Goal
Say how many lines include the word "Services". Reply with nothing but the number.

==*==

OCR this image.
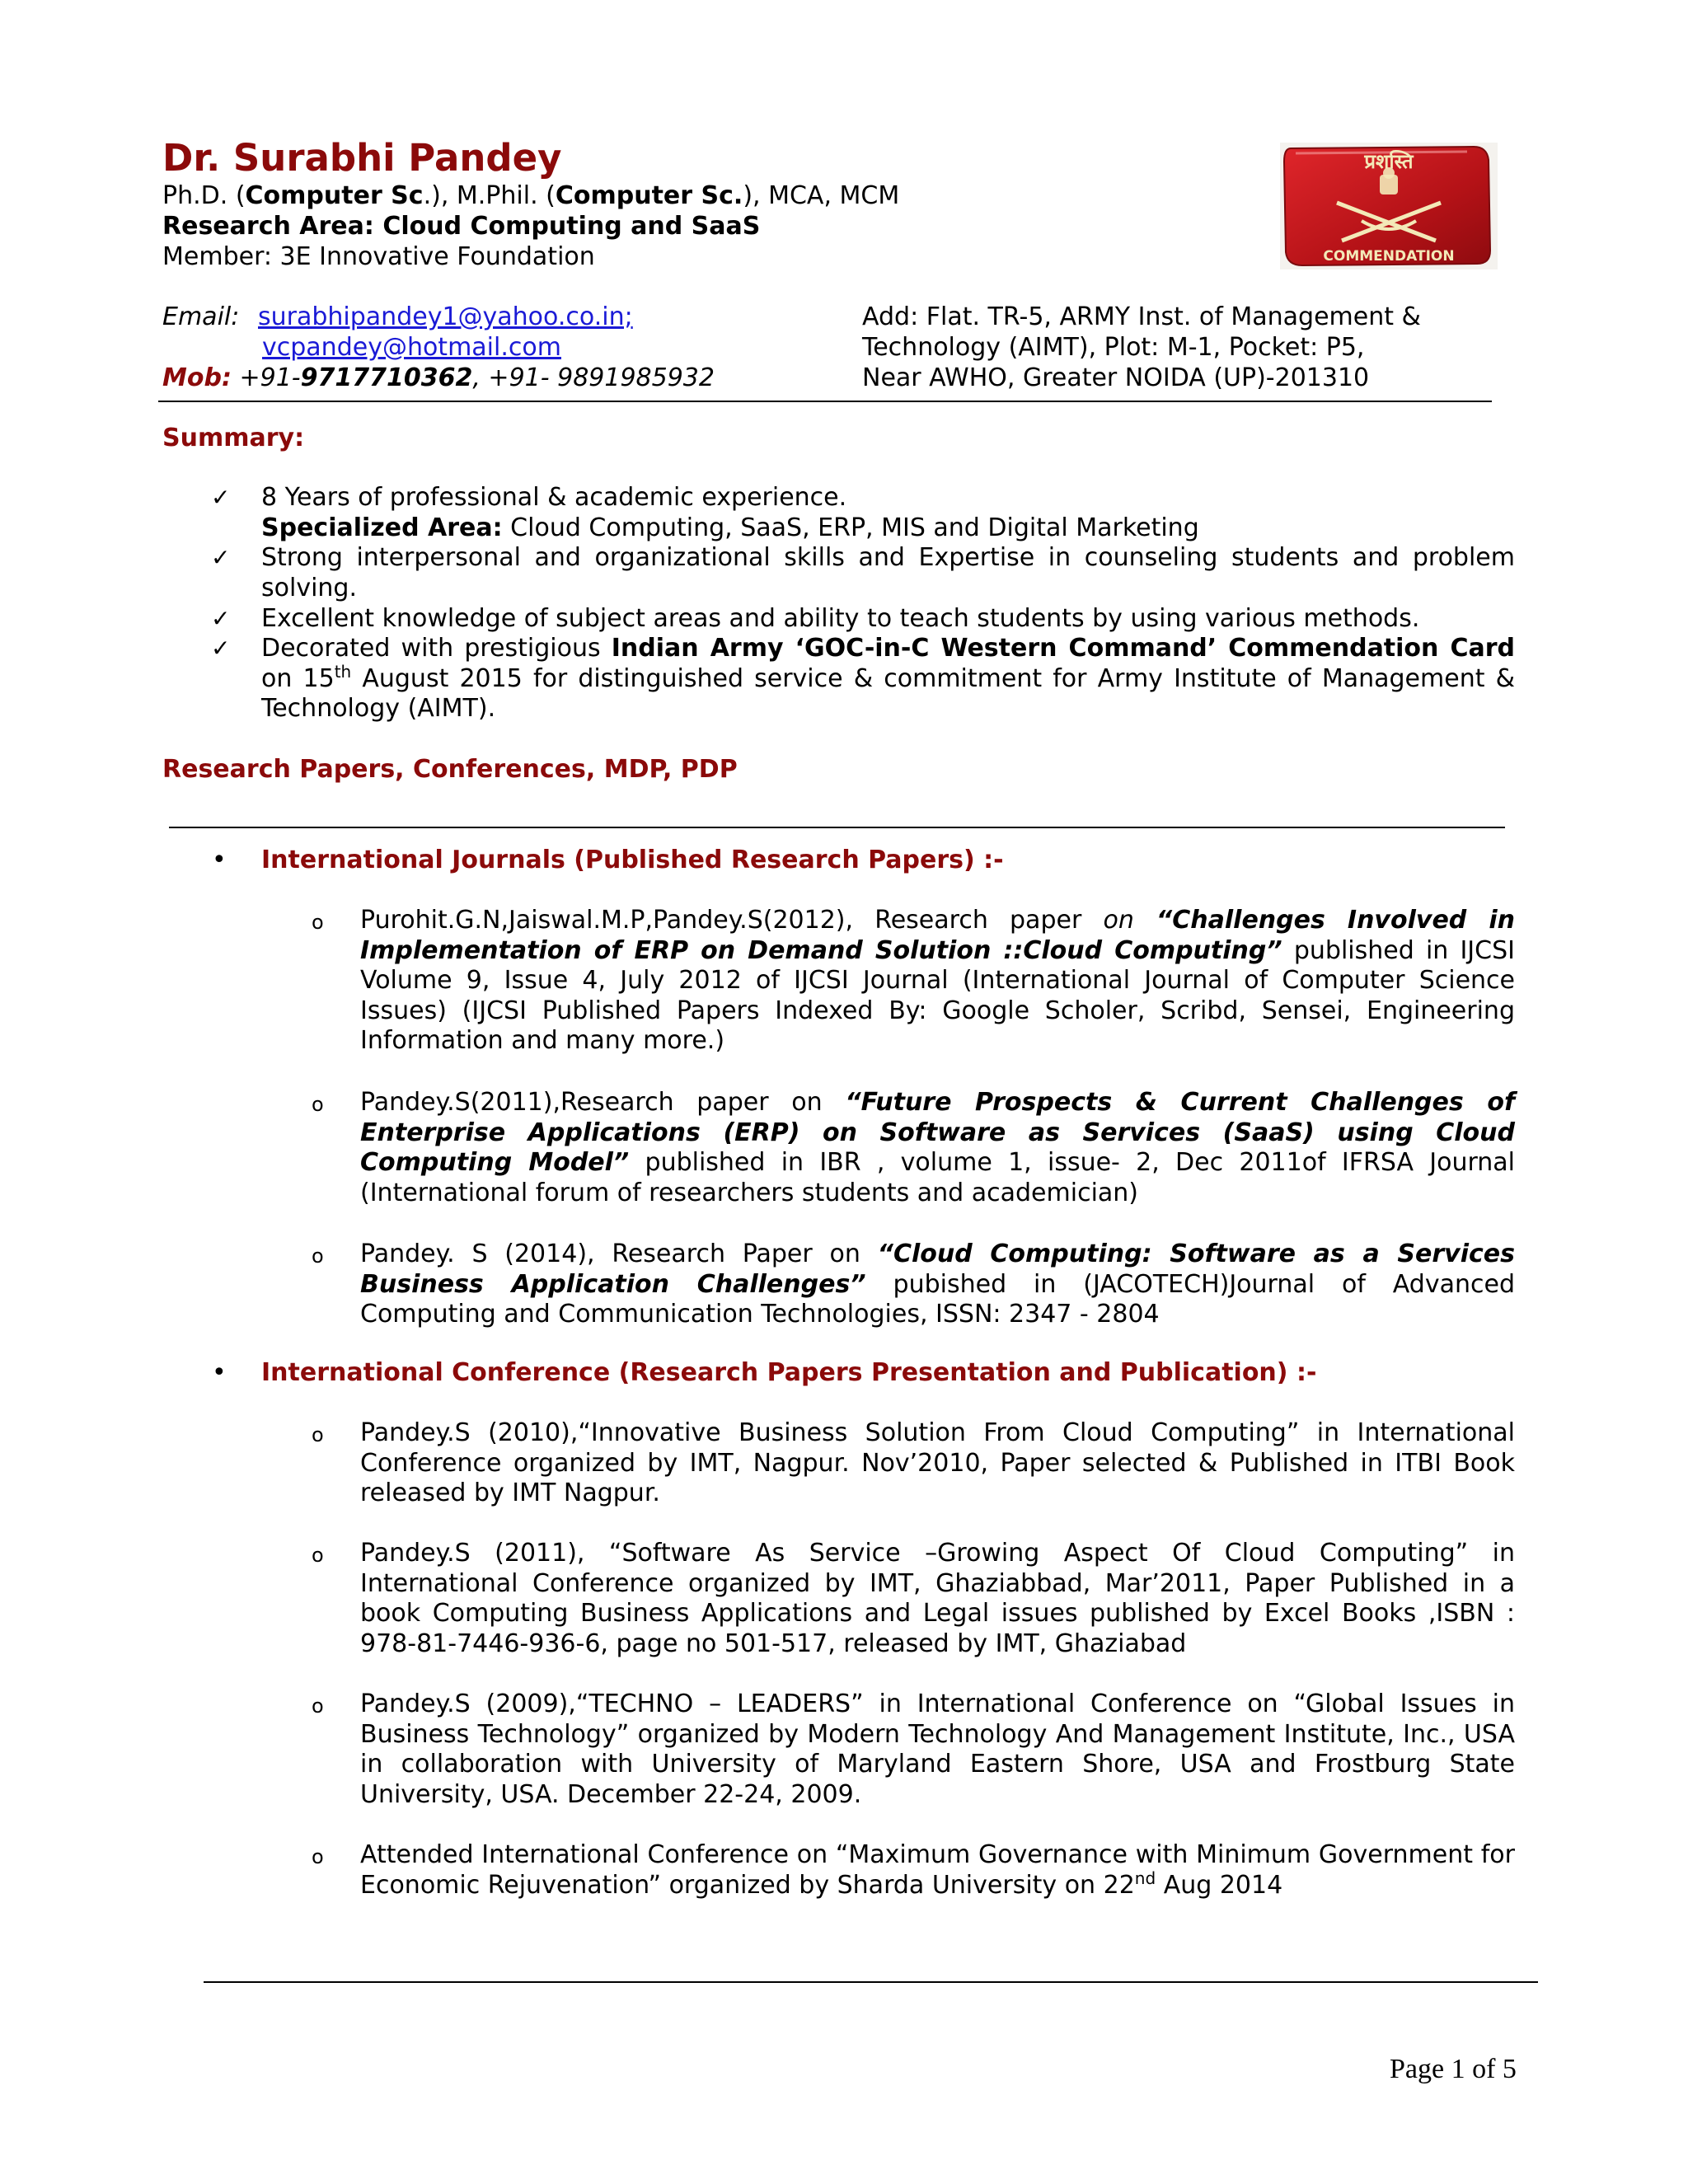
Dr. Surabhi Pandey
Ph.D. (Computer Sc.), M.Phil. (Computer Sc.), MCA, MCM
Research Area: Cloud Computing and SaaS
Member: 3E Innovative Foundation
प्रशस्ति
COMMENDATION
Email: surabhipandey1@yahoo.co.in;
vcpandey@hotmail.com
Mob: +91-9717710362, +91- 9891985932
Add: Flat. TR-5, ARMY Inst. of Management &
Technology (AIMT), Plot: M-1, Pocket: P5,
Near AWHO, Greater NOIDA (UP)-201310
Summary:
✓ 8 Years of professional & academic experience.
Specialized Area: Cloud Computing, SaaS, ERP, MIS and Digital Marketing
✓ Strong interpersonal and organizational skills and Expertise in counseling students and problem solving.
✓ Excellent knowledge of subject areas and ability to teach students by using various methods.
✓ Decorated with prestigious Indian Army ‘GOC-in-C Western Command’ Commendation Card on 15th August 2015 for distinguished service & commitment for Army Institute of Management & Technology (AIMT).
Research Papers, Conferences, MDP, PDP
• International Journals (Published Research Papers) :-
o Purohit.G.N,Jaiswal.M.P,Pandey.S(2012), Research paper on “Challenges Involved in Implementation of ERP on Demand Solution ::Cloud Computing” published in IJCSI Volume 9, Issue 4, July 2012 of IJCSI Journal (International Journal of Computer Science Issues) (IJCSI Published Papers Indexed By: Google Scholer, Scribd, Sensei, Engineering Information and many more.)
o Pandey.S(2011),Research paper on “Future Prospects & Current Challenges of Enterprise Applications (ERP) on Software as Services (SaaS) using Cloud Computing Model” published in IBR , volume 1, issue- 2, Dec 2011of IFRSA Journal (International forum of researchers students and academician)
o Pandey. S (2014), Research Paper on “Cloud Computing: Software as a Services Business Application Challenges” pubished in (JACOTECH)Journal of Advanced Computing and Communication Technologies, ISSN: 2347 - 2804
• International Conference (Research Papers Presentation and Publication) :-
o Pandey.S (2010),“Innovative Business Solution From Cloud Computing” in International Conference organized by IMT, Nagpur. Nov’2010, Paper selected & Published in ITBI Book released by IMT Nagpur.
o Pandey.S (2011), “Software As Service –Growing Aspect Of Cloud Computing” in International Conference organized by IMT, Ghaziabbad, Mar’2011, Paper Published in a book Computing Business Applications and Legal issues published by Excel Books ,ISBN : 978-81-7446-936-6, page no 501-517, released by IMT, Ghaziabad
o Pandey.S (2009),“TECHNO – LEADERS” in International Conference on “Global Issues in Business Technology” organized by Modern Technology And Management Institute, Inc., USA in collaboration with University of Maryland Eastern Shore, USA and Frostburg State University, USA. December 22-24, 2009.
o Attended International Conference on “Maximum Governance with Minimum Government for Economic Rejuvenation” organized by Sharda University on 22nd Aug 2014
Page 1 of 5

==*==

Response to the exercise
2